◆ **Source**
·····

363 F.3d 1061 (10th Cir. 2004), 02-4187, United States v. Oliver
|Citation:||363 F.3d 1061|
|Party Name:||UNITED STATES of America, Plaintiff-Appellant, v. Arthur Alvin OLIVER, Defendant-Appellee.|
|Case Date:||April 06, 2004|
|Court:||United States Courts of Appeals, Court of Appeals for the Tenth Circuit|
[Copyrighted Material Omitted]
Michael S. Lee, Assistant United States Attorney (Paul M. Warner, United States Attorney, and Diana Hagen, Assistant United States Attorney, on the briefs), Salt Lake City, UT, for Plaintiff-Appellant.
Michael R. Sikora (Loni F. DeLand, with him on the brief), Salt Lake City, UT, for Defendant-Appellee.
Before LUCERO, HARTZ, and McCONNELL, Circuit Judges.
HARTZ, Circuit Judge.
The government appeals the district court's grant of Defendant Arthur Alvin Oliver's motion to suppress evidence seized during a traffic stop. We exercise jurisdiction under 18 U.S.C. § 3731 and reverse.
On the afternoon of October 13, 2001, Sergeant Ryan Bauer of the Utah Highway Patrol was patrolling Interstate 15 in Beaver County, Utah, when he observed a blue Ford driven by Defendant exceeding the speed limit. He turned on his emergency lights and pulled the car over for speeding. The activation of the lights triggered the police vehicle's audio/video
equipment, which recorded the traffic stop and subsequent events, although the audio component of the equipment failed to engage until later in the stop.
Defendant was the car's sole occupant. Sergeant Bauer approached from the passenger side, informed Defendant why he had been stopped, and asked for his license and registration. Defendant produced a driver's license and explained that the car was rented. When Bauer asked to see the rental agreement, Defendant opened the glove box to retrieve it.

·····

◆ **Job A**
Using the court opinion, decide whether each statement agrees with it: (i) The defendant was alone in the car. (ii) The audio recording started as soon as the emergency lights came on. (iii) Sergeant Bauer approached the car from the driver's side. Answer yes or no for each and quote the words of the opinion that settle it.
◆ **Job B**
Set down the court opinion's wording exactly, from "The government appeals" to "in the stop.".
◆ **Job C**
Summarize the court opinion in two sentences.
The rows after this point come from a different source than the opinion.

·····

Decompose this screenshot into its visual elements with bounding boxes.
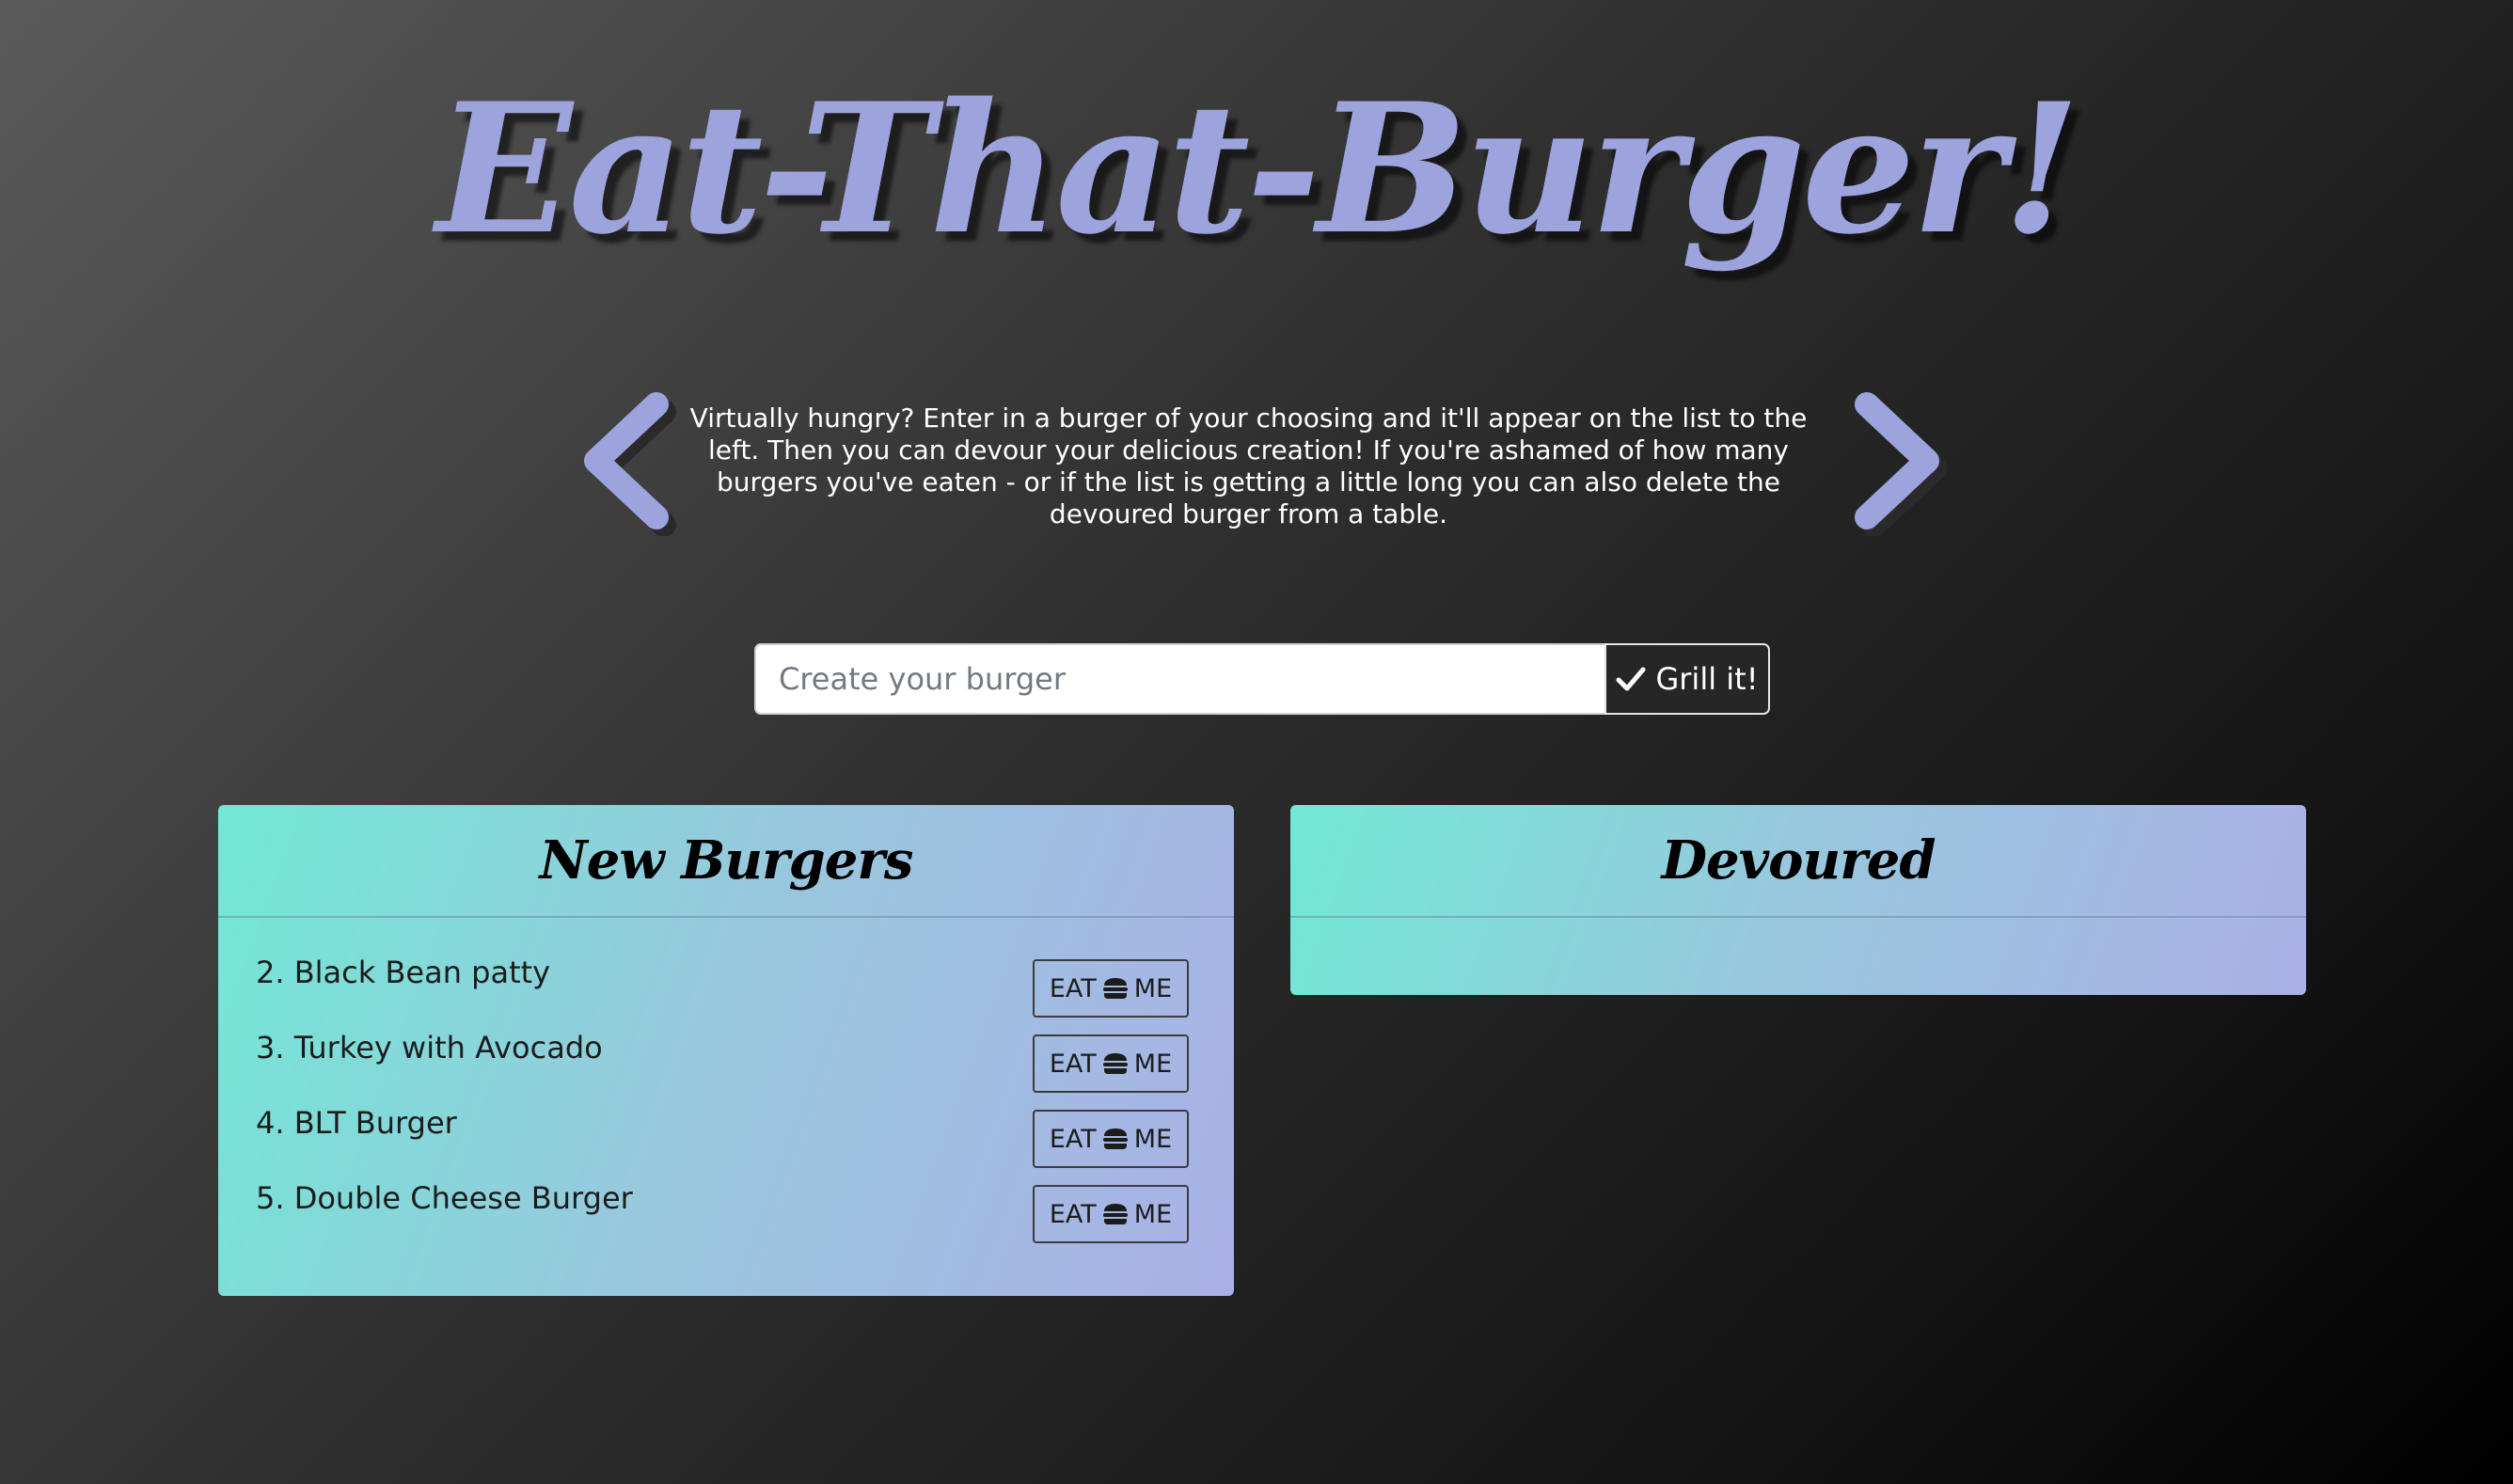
list-item: 3. Turkey with Avocado EAT ME xyxy=(256,1029,1189,1104)
eat-label: EAT xyxy=(1049,1049,1097,1079)
eat-me-button[interactable]: EAT ME xyxy=(1033,1110,1189,1168)
me-label: ME xyxy=(1133,1124,1173,1154)
new-burgers-card: New Burgers 2. Black Bean patty EAT ME 3… xyxy=(218,805,1234,1296)
list-item: 4. BLT Burger EAT ME xyxy=(256,1104,1189,1179)
burger-name-input[interactable] xyxy=(754,643,1604,715)
new-burgers-list: 2. Black Bean patty EAT ME 3. Turkey wit… xyxy=(218,918,1234,1255)
chevron-left-icon xyxy=(584,392,676,536)
eat-me-button[interactable]: EAT ME xyxy=(1033,1185,1189,1243)
me-label: ME xyxy=(1133,1049,1173,1079)
hamburger-icon xyxy=(1102,1204,1128,1224)
hamburger-icon xyxy=(1102,1053,1128,1074)
grill-it-button[interactable]: Grill it! xyxy=(1604,643,1770,715)
eat-label: EAT xyxy=(1049,1199,1097,1229)
carousel-next-button[interactable] xyxy=(1839,386,1970,536)
new-burgers-title: New Burgers xyxy=(539,829,914,892)
devoured-list xyxy=(1290,918,2306,954)
eat-me-button[interactable]: EAT ME xyxy=(1033,959,1189,1018)
list-item: 2. Black Bean patty EAT ME xyxy=(256,954,1189,1029)
me-label: ME xyxy=(1133,973,1173,1003)
check-icon xyxy=(1616,667,1646,691)
carousel-prev-button[interactable] xyxy=(564,386,696,536)
create-burger-form: Grill it! xyxy=(754,643,1770,715)
new-burgers-header: New Burgers xyxy=(218,805,1234,918)
hamburger-icon xyxy=(1102,1129,1128,1149)
me-label: ME xyxy=(1133,1199,1173,1229)
eat-label: EAT xyxy=(1049,973,1097,1003)
devoured-header: Devoured xyxy=(1290,805,2306,918)
devoured-title: Devoured xyxy=(1661,829,1936,892)
burger-name: 2. Black Bean patty xyxy=(256,955,551,990)
chevron-right-icon xyxy=(1855,392,1947,536)
list-item: 5. Double Cheese Burger EAT ME xyxy=(256,1179,1189,1255)
intro-description: Virtually hungry? Enter in a burger of y… xyxy=(689,403,1808,529)
eat-label: EAT xyxy=(1049,1124,1097,1154)
devoured-card: Devoured xyxy=(1290,805,2306,995)
page-title: Eat-That-Burger! xyxy=(435,64,2080,274)
eat-me-button[interactable]: EAT ME xyxy=(1033,1034,1189,1093)
hamburger-icon xyxy=(1102,978,1128,999)
burger-name: 4. BLT Burger xyxy=(256,1105,457,1141)
burger-name: 3. Turkey with Avocado xyxy=(256,1030,603,1066)
grill-it-label: Grill it! xyxy=(1655,661,1759,697)
burger-name: 5. Double Cheese Burger xyxy=(256,1180,633,1216)
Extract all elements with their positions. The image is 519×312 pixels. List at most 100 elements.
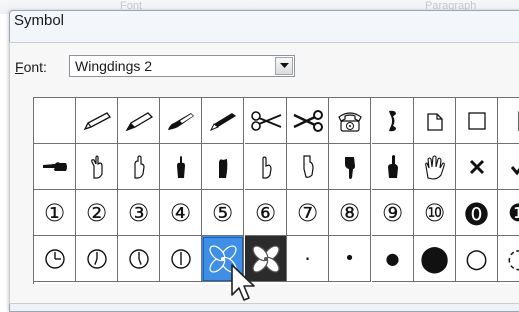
symbol-glyph: ⓿ [465, 195, 489, 230]
symbol-cell-hand-pointup-black-icon[interactable] [372, 144, 414, 190]
scissors-open-icon [249, 110, 283, 132]
hand-pointdown-black-icon [342, 154, 358, 180]
symbol-glyph: ⑧ [339, 199, 361, 227]
symbol-cell[interactable] [34, 98, 76, 144]
symbol-cell-hand-fist-black-icon[interactable] [160, 144, 202, 190]
symbol-cell-hand-point-black-icon[interactable] [202, 144, 244, 190]
fountain-pen-icon [124, 110, 154, 132]
font-label-text: ont: [24, 59, 47, 75]
symbol-cell-check-mark-icon[interactable] [498, 144, 519, 190]
pen-nib-icon [208, 110, 238, 132]
hand-ok-outline-icon [299, 154, 317, 180]
symbol-cell[interactable]: ① [34, 190, 76, 236]
symbol-glyph: ⑦ [297, 199, 319, 227]
symbol-glyph: ⑨ [382, 199, 404, 227]
symbol-glyph: ⑤ [212, 199, 234, 227]
symbol-glyph: • [344, 248, 355, 269]
hand-point-black-icon [216, 154, 230, 180]
symbol-cell[interactable]: ● [372, 236, 414, 282]
dialog-title: Symbol [14, 12, 64, 29]
symbol-cell-hand-pointdown-black-icon[interactable] [329, 144, 371, 190]
symbol-cell-clock-1-icon[interactable] [34, 236, 76, 282]
symbol-cell[interactable]: ⑩ [414, 190, 456, 236]
symbol-glyph: ⬤ [420, 244, 449, 274]
empty-box-icon [467, 110, 487, 132]
symbol-cell[interactable]: • [329, 236, 371, 282]
symbol-glyph: ○ [465, 244, 488, 274]
hand-pointup-black-icon [385, 154, 401, 180]
symbol-glyph: ◌ [507, 244, 519, 274]
symbol-cell-hand-ok-outline-icon[interactable] [287, 144, 329, 190]
handset-icon [385, 108, 401, 134]
clock-3-icon [128, 248, 150, 270]
symbol-cell-hand-index-outline-icon[interactable] [245, 144, 287, 190]
symbol-grid[interactable]: ①②③④⑤⑥⑦⑧⑨⑩⓿❶ · • ●⬤ ○ ◌ [33, 97, 519, 284]
symbol-cell-clock-3-icon[interactable] [118, 236, 160, 282]
font-label-hotkey: F [15, 59, 24, 75]
symbol-glyph: ③ [128, 199, 150, 227]
pencil-icon [82, 110, 112, 132]
symbol-cell[interactable]: ④ [160, 190, 202, 236]
symbol-cell-document-icon[interactable] [414, 98, 456, 144]
symbol-cell[interactable]: ③ [118, 190, 160, 236]
symbol-cell-empty-box-icon[interactable] [456, 98, 498, 144]
partial-symbol [509, 108, 519, 134]
pointing-hand-black-icon [41, 160, 69, 174]
clock-1-icon [44, 248, 66, 270]
symbol-cell[interactable]: ⑥ [245, 190, 287, 236]
symbol-cell-pencil-icon[interactable] [76, 98, 118, 144]
symbol-cell-handset-icon[interactable] [372, 98, 414, 144]
document-icon [425, 110, 445, 132]
symbol-cell-scissors-icon[interactable] [287, 98, 329, 144]
symbol-glyph: ⑥ [255, 199, 277, 227]
symbol-cell[interactable]: ❶ [498, 190, 519, 236]
font-dropdown-value: Wingdings 2 [75, 58, 152, 74]
hand-index-outline-icon [257, 154, 275, 180]
hand-point-outline-icon [130, 154, 148, 180]
symbol-cell-telephone-icon[interactable] [329, 98, 371, 144]
symbol-cell[interactable]: ⑨ [372, 190, 414, 236]
clock-2-icon [86, 248, 108, 270]
symbol-cell[interactable]: ⓿ [456, 190, 498, 236]
check-mark-icon [510, 158, 519, 176]
font-label: Font: [15, 59, 47, 75]
x-mark-icon [468, 158, 486, 176]
hand-fist-black-icon [174, 154, 188, 180]
symbol-glyph: · [304, 247, 310, 271]
symbol-cell-clock-4-icon[interactable] [160, 236, 202, 282]
symbol-glyph: ④ [170, 199, 192, 227]
hand-palm-outline-icon [421, 154, 449, 180]
symbol-cell[interactable]: ② [76, 190, 118, 236]
symbol-cell-hand-palm-outline-icon[interactable] [414, 144, 456, 190]
symbol-cell-partial-symbol[interactable] [498, 98, 519, 144]
clock-4-icon [170, 248, 192, 270]
symbol-glyph: ② [86, 199, 108, 227]
font-dropdown[interactable]: Wingdings 2 [69, 55, 295, 77]
symbol-cell-pointing-hand-black-icon[interactable] [34, 144, 76, 190]
symbol-cell-scissors-open-icon[interactable] [245, 98, 287, 144]
symbol-cell[interactable]: ⑦ [287, 190, 329, 236]
symbol-cell[interactable]: ◌ [498, 236, 519, 282]
scissors-icon [291, 110, 325, 132]
symbol-cell-pen-nib-icon[interactable] [202, 98, 244, 144]
symbol-cell-clock-2-icon[interactable] [76, 236, 118, 282]
symbol-cell[interactable]: ⬤ [414, 236, 456, 282]
chevron-down-icon [280, 63, 289, 69]
symbol-cell-fountain-pen-icon[interactable] [118, 98, 160, 144]
symbol-glyph: ❶ [508, 199, 519, 227]
symbol-cell-x-mark-icon[interactable] [456, 144, 498, 190]
symbol-cell-hand-point-outline-icon[interactable] [118, 144, 160, 190]
hand-victory-outline-icon [88, 154, 106, 180]
symbol-glyph: ① [44, 199, 66, 227]
symbol-cell[interactable]: ⑧ [329, 190, 371, 236]
symbol-cell-brush-pen-icon[interactable] [160, 98, 202, 144]
mouse-cursor-icon [230, 263, 260, 305]
symbol-glyph: ⑩ [424, 199, 446, 227]
symbol-cell-hand-victory-outline-icon[interactable] [76, 144, 118, 190]
symbol-cell[interactable]: ○ [456, 236, 498, 282]
symbol-cell[interactable]: ⑤ [202, 190, 244, 236]
font-dropdown-button[interactable] [275, 57, 293, 75]
telephone-icon [335, 109, 365, 133]
brush-pen-icon [166, 110, 196, 132]
symbol-cell[interactable]: · [287, 236, 329, 282]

·····

◆ **Reply A**
(i) Yes: "Defendant was the car's sole occupant."
(ii) No: "although the audio component of the equipment failed to engage until later in the stop."
(iii) No: "Sergeant Bauer approached from the passenger side"

◆ **Reply B**
The government appeals the district court's grant of Defendant Arthur Alvin Oliver's motion to suppress evidence seized during a traffic stop. We exercise jurisdiction under 18 U.S.C. § 3731 and reverse.
On the afternoon of October 13, 2001, Sergeant Ryan Bauer of the Utah Highway Patrol was patrolling Interstate 15 in Beaver County, Utah, when he observed a blue Ford driven by Defendant exceeding the speed limit. He turned on his emergency lights and pulled the car over for speeding. The activation of the lights triggered the police vehicle's audio/video
equipment, which recorded the traffic stop and subsequent events, although the audio component of the equipment failed to engage until later in the stop.

◆ **Reply C**
The government appeals a district court's grant of Arthur Alvin Oliver's motion to suppress evidence seized during a traffic stop, and the Tenth Circuit reverses. On October 13, 2001, a Utah Highway Patrol sergeant stopped Oliver for speeding on Interstate 15, and Oliver, the car's only occupant, said the car was rented and opened the glove box to get the rental agreement.